# START OF EXERCISE MATERIALS

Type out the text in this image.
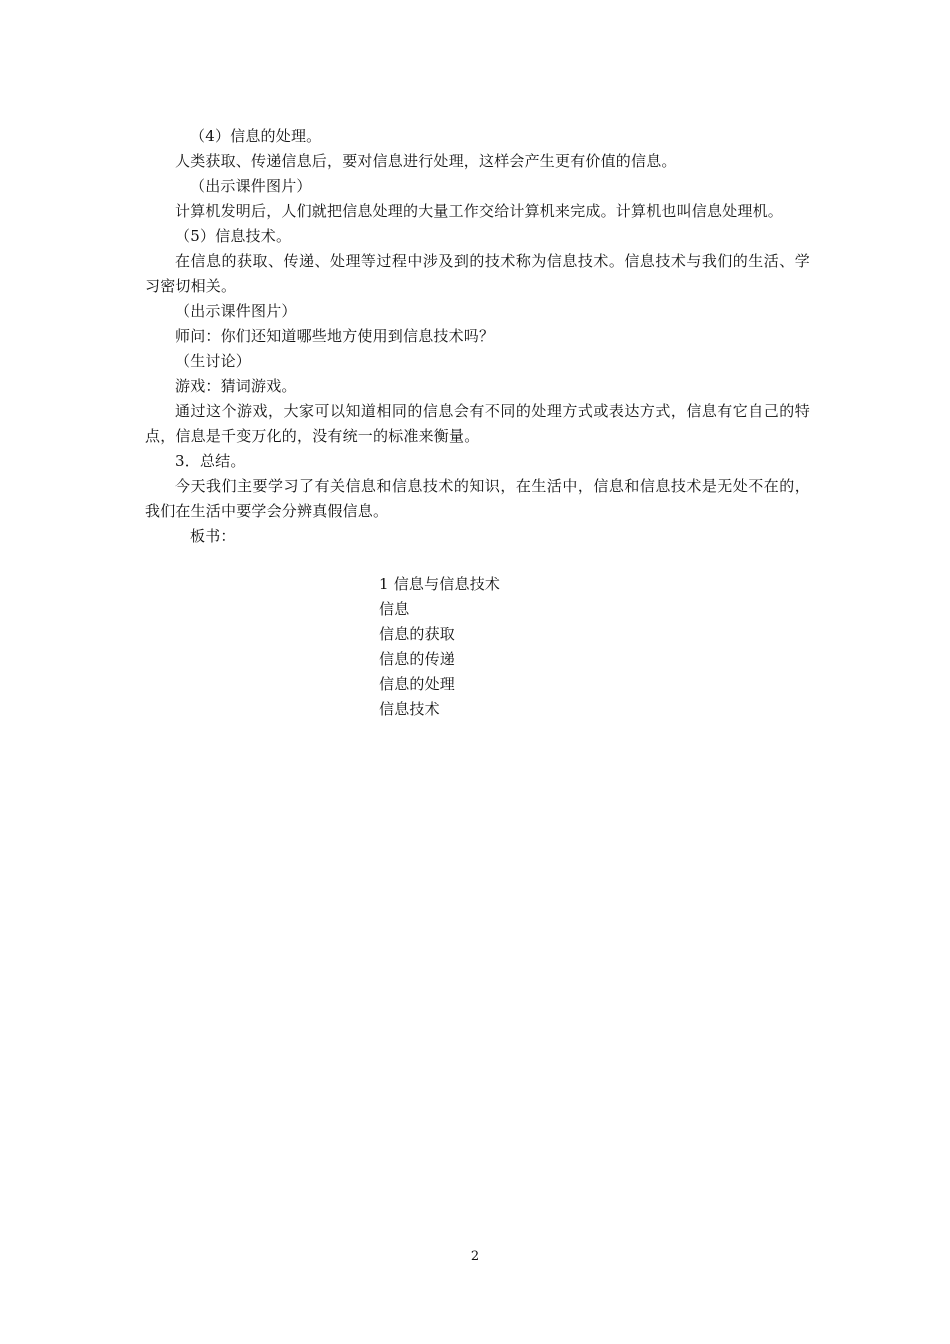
（4）信息的处理。

人类获取、传递信息后，要对信息进行处理，这样会产生更有价值的信息。

（出示课件图片）

计算机发明后，人们就把信息处理的大量工作交给计算机来完成。计算机也叫信息处理机。

（5）信息技术。

在信息的获取、传递、处理等过程中涉及到的技术称为信息技术。信息技术与我们的生活、学习密切相关。

（出示课件图片）

师问：你们还知道哪些地方使用到信息技术吗？

（生讨论）

游戏：猜词游戏。

通过这个游戏，大家可以知道相同的信息会有不同的处理方式或表达方式，信息有它自己的特点，信息是千变万化的，没有统一的标准来衡量。

3．总结。

今天我们主要学习了有关信息和信息技术的知识，在生活中，信息和信息技术是无处不在的，我们在生活中要学会分辨真假信息。

板书：

1 信息与信息技术
信息
信息的获取
信息的传递
信息的处理
信息技术
2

# END OF EXERCISE MATERIALS

- _WHAT YOU NEED TO DO_
Reproduce every record above exactly, but leave out the pictures.

- _PROBLEM SOLUTION_
Type out the text in this image.
（4）信息的处理。

人类获取、传递信息后，要对信息进行处理，这样会产生更有价值的信息。

（出示课件图片）

计算机发明后，人们就把信息处理的大量工作交给计算机来完成。计算机也叫信息处理机。

（5）信息技术。

在信息的获取、传递、处理等过程中涉及到的技术称为信息技术。信息技术与我们的生活、学习密切相关。

（出示课件图片）

师问：你们还知道哪些地方使用到信息技术吗？

（生讨论）

游戏：猜词游戏。

通过这个游戏，大家可以知道相同的信息会有不同的处理方式或表达方式，信息有它自己的特点，信息是千变万化的，没有统一的标准来衡量。

3．总结。

今天我们主要学习了有关信息和信息技术的知识，在生活中，信息和信息技术是无处不在的，我们在生活中要学会分辨真假信息。

板书：

1 信息与信息技术
信息
信息的获取
信息的传递
信息的处理
信息技术
2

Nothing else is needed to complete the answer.